• WHAT THE TASK ASKS: Copy the data that follows, character for character, minus the pictures.

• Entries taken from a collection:
--------------------------------------------------

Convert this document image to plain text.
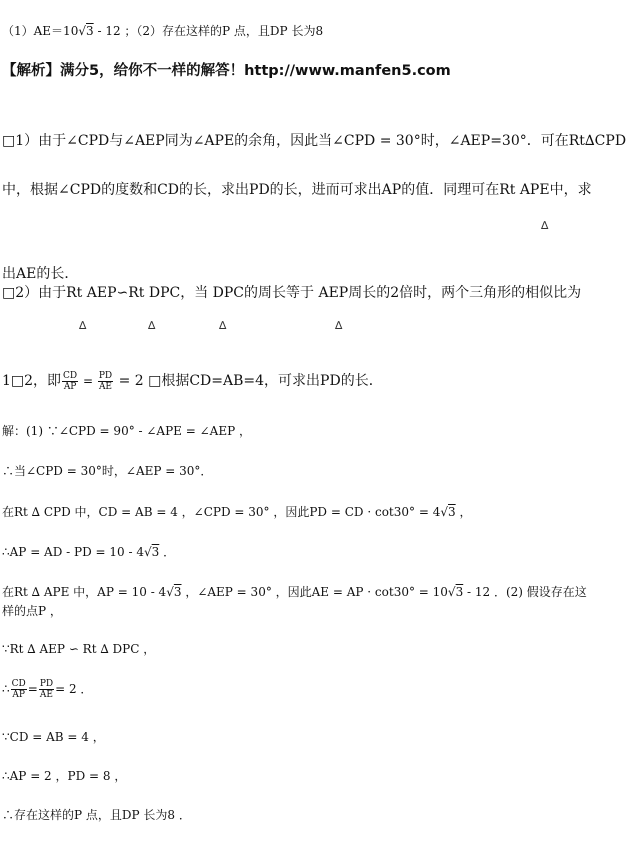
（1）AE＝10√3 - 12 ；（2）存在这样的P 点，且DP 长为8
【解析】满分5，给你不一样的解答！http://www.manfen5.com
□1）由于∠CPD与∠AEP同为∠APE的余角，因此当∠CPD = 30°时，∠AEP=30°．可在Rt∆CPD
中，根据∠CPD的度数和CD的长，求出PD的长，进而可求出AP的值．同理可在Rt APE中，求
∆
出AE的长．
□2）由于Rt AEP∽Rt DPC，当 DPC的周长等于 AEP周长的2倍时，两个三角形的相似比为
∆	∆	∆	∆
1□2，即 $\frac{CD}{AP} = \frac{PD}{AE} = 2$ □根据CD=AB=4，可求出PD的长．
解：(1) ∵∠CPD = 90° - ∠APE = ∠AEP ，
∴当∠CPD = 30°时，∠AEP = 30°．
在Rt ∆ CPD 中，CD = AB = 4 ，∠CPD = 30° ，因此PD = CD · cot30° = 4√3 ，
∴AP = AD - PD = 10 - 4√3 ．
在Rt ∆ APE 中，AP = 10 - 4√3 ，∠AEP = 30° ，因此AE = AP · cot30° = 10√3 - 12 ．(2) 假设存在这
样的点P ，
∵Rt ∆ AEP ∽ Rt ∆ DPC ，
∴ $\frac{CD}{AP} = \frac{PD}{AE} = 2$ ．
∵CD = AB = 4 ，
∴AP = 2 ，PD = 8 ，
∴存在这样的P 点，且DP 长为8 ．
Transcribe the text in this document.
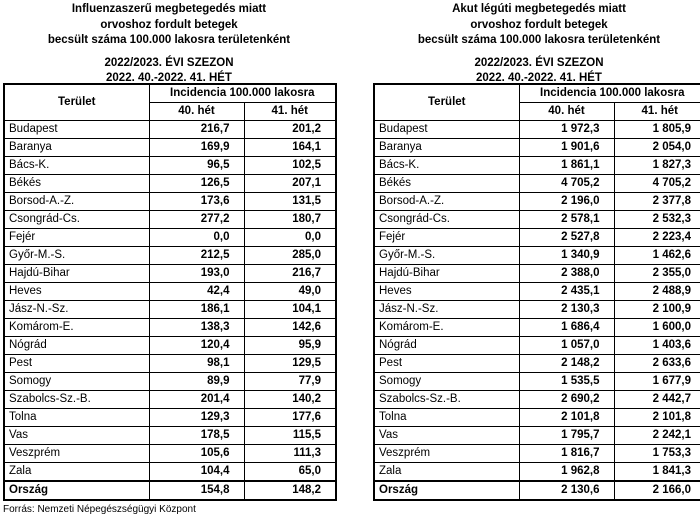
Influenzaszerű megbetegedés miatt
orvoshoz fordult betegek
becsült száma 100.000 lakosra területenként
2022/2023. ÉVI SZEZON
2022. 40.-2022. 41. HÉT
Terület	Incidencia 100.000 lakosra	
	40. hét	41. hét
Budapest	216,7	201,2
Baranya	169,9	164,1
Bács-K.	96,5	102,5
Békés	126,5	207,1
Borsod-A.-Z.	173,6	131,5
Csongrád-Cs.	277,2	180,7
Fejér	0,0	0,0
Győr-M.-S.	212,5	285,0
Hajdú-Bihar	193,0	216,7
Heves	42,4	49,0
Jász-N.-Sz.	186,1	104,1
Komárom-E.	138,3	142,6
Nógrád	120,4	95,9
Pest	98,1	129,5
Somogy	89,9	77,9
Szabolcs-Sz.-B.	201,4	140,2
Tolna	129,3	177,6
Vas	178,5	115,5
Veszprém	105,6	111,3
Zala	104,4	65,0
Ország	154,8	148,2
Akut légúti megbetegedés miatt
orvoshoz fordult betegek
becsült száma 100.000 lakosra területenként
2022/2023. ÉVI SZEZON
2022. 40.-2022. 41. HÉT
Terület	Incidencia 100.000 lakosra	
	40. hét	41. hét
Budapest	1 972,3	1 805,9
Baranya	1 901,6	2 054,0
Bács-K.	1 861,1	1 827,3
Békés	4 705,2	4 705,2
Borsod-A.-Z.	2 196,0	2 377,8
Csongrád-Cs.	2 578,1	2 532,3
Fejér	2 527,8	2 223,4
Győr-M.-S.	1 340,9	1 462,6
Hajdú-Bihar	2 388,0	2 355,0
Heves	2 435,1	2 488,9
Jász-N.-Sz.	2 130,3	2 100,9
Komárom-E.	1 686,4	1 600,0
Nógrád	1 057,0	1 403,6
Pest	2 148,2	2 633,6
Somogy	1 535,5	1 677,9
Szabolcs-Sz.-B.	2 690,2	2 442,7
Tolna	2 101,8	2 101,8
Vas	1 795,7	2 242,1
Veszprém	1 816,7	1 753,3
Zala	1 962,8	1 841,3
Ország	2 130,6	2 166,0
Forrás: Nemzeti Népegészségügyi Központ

--------------------------------------------------

• FULL SOLUTION:
Convert this document image to plain text.
（1）AE＝10√3 - 12 ；（2）存在这样的P 点，且DP 长为8
【解析】满分5，给你不一样的解答！http://www.manfen5.com
□1）由于∠CPD与∠AEP同为∠APE的余角，因此当∠CPD = 30°时，∠AEP=30°．可在Rt∆CPD
中，根据∠CPD的度数和CD的长，求出PD的长，进而可求出AP的值．同理可在Rt APE中，求
∆
出AE的长．
□2）由于Rt AEP∽Rt DPC，当 DPC的周长等于 AEP周长的2倍时，两个三角形的相似比为
∆	∆	∆	∆
1□2，即 $\frac{CD}{AP} = \frac{PD}{AE} = 2$ □根据CD=AB=4，可求出PD的长．
解：(1) ∵∠CPD = 90° - ∠APE = ∠AEP ，
∴当∠CPD = 30°时，∠AEP = 30°．
在Rt ∆ CPD 中，CD = AB = 4 ，∠CPD = 30° ，因此PD = CD · cot30° = 4√3 ，
∴AP = AD - PD = 10 - 4√3 ．
在Rt ∆ APE 中，AP = 10 - 4√3 ，∠AEP = 30° ，因此AE = AP · cot30° = 10√3 - 12 ．(2) 假设存在这
样的点P ，
∵Rt ∆ AEP ∽ Rt ∆ DPC ，
∴ $\frac{CD}{AP} = \frac{PD}{AE} = 2$ ．
∵CD = AB = 4 ，
∴AP = 2 ，PD = 8 ，
∴存在这样的P 点，且DP 长为8 ．
Transcribe the text in this document.
Influenzaszerű megbetegedés miatt
orvoshoz fordult betegek
becsült száma 100.000 lakosra területenként
2022/2023. ÉVI SZEZON
2022. 40.-2022. 41. HÉT
Terület	Incidencia 100.000 lakosra	
	40. hét	41. hét
Budapest	216,7	201,2
Baranya	169,9	164,1
Bács-K.	96,5	102,5
Békés	126,5	207,1
Borsod-A.-Z.	173,6	131,5
Csongrád-Cs.	277,2	180,7
Fejér	0,0	0,0
Győr-M.-S.	212,5	285,0
Hajdú-Bihar	193,0	216,7
Heves	42,4	49,0
Jász-N.-Sz.	186,1	104,1
Komárom-E.	138,3	142,6
Nógrád	120,4	95,9
Pest	98,1	129,5
Somogy	89,9	77,9
Szabolcs-Sz.-B.	201,4	140,2
Tolna	129,3	177,6
Vas	178,5	115,5
Veszprém	105,6	111,3
Zala	104,4	65,0
Ország	154,8	148,2
Akut légúti megbetegedés miatt
orvoshoz fordult betegek
becsült száma 100.000 lakosra területenként
2022/2023. ÉVI SZEZON
2022. 40.-2022. 41. HÉT
Terület	Incidencia 100.000 lakosra	
	40. hét	41. hét
Budapest	1 972,3	1 805,9
Baranya	1 901,6	2 054,0
Bács-K.	1 861,1	1 827,3
Békés	4 705,2	4 705,2
Borsod-A.-Z.	2 196,0	2 377,8
Csongrád-Cs.	2 578,1	2 532,3
Fejér	2 527,8	2 223,4
Győr-M.-S.	1 340,9	1 462,6
Hajdú-Bihar	2 388,0	2 355,0
Heves	2 435,1	2 488,9
Jász-N.-Sz.	2 130,3	2 100,9
Komárom-E.	1 686,4	1 600,0
Nógrád	1 057,0	1 403,6
Pest	2 148,2	2 633,6
Somogy	1 535,5	1 677,9
Szabolcs-Sz.-B.	2 690,2	2 442,7
Tolna	2 101,8	2 101,8
Vas	1 795,7	2 242,1
Veszprém	1 816,7	1 753,3
Zala	1 962,8	1 841,3
Ország	2 130,6	2 166,0
Forrás: Nemzeti Népegészségügyi Központ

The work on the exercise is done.